[Entries with figure data]
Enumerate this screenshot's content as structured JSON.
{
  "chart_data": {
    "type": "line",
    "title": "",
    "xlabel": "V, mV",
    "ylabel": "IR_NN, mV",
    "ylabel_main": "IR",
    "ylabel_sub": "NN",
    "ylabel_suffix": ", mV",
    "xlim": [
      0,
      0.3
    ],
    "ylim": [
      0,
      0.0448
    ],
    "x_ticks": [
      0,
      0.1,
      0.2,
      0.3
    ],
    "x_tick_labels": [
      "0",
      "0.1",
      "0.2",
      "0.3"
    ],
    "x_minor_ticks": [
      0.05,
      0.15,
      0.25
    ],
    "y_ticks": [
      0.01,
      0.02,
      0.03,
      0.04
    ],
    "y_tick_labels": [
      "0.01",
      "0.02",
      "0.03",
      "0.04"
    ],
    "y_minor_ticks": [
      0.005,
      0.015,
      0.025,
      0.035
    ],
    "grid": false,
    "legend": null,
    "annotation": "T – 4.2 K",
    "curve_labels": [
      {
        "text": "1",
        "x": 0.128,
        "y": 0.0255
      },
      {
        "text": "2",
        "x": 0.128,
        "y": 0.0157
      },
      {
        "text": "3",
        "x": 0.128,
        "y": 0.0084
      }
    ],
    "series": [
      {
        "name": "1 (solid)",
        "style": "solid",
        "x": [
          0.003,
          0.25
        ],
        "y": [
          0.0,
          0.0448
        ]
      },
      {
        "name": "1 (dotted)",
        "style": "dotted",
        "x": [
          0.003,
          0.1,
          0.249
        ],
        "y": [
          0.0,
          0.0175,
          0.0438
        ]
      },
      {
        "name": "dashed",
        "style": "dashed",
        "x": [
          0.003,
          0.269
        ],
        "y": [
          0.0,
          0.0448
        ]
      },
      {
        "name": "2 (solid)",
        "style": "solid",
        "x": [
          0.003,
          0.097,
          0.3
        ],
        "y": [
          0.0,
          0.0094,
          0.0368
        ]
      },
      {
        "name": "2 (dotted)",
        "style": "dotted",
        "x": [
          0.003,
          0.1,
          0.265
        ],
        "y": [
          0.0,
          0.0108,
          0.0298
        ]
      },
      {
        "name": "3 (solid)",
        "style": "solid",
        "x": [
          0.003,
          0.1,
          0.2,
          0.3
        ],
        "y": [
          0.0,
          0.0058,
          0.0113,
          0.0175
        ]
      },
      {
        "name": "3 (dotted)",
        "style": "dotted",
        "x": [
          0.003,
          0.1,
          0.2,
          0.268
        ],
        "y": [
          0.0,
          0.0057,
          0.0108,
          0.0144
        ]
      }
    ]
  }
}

### WRITTEN EXERCISE
Extract each line of the material exactly as it stands.

### PROBLEM SOLUTION
Enumerate this screenshot's content as structured JSON.
{
  "chart_data": {
    "type": "line",
    "title": "",
    "xlabel": "V, mV",
    "ylabel": "IR_NN, mV",
    "ylabel_main": "IR",
    "ylabel_sub": "NN",
    "ylabel_suffix": ", mV",
    "xlim": [
      0,
      0.3
    ],
    "ylim": [
      0,
      0.0448
    ],
    "x_ticks": [
      0,
      0.1,
      0.2,
      0.3
    ],
    "x_tick_labels": [
      "0",
      "0.1",
      "0.2",
      "0.3"
    ],
    "x_minor_ticks": [
      0.05,
      0.15,
      0.25
    ],
    "y_ticks": [
      0.01,
      0.02,
      0.03,
      0.04
    ],
    "y_tick_labels": [
      "0.01",
      "0.02",
      "0.03",
      "0.04"
    ],
    "y_minor_ticks": [
      0.005,
      0.015,
      0.025,
      0.035
    ],
    "grid": false,
    "legend": null,
    "annotation": "T – 4.2 K",
    "curve_labels": [
      {
        "text": "1",
        "x": 0.128,
        "y": 0.0255
      },
      {
        "text": "2",
        "x": 0.128,
        "y": 0.0157
      },
      {
        "text": "3",
        "x": 0.128,
        "y": 0.0084
      }
    ],
    "series": [
      {
        "name": "1 (solid)",
        "style": "solid",
        "x": [
          0.003,
          0.25
        ],
        "y": [
          0.0,
          0.0448
        ]
      },
      {
        "name": "1 (dotted)",
        "style": "dotted",
        "x": [
          0.003,
          0.1,
          0.249
        ],
        "y": [
          0.0,
          0.0175,
          0.0438
        ]
      },
      {
        "name": "dashed",
        "style": "dashed",
        "x": [
          0.003,
          0.269
        ],
        "y": [
          0.0,
          0.0448
        ]
      },
      {
        "name": "2 (solid)",
        "style": "solid",
        "x": [
          0.003,
          0.097,
          0.3
        ],
        "y": [
          0.0,
          0.0094,
          0.0368
        ]
      },
      {
        "name": "2 (dotted)",
        "style": "dotted",
        "x": [
          0.003,
          0.1,
          0.265
        ],
        "y": [
          0.0,
          0.0108,
          0.0298
        ]
      },
      {
        "name": "3 (solid)",
        "style": "solid",
        "x": [
          0.003,
          0.1,
          0.2,
          0.3
        ],
        "y": [
          0.0,
          0.0058,
          0.0113,
          0.0175
        ]
      },
      {
        "name": "3 (dotted)",
        "style": "dotted",
        "x": [
          0.003,
          0.1,
          0.2,
          0.268
        ],
        "y": [
          0.0,
          0.0057,
          0.0108,
          0.0144
        ]
      }
    ]
  }
}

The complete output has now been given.